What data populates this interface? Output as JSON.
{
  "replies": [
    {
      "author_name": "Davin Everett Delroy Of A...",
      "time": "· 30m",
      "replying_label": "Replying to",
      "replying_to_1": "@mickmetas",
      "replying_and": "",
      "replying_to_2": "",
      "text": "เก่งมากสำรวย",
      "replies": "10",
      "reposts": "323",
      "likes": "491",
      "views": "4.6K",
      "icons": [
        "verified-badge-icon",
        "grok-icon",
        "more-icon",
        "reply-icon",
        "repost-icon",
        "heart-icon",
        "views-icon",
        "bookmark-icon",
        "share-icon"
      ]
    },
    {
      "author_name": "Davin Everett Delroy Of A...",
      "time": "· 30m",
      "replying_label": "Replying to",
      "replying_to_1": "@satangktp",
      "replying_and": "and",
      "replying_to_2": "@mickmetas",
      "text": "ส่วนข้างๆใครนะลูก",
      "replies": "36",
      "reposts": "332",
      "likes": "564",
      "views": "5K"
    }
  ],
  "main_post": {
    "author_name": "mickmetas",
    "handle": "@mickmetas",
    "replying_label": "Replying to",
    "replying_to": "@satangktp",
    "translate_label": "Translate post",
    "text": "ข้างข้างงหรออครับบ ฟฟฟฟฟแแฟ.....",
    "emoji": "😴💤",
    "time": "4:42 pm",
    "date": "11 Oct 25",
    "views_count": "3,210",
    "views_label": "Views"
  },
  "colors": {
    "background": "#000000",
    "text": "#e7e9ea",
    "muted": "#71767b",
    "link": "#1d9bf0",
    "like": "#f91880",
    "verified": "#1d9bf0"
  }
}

■ WHAT THE TASK ASKS ■
Copy out every line where the word "verified" occurs.

■ EXERCISE SOLUTION ■
        "verified-badge-icon",
    "verified": "#1d9bf0"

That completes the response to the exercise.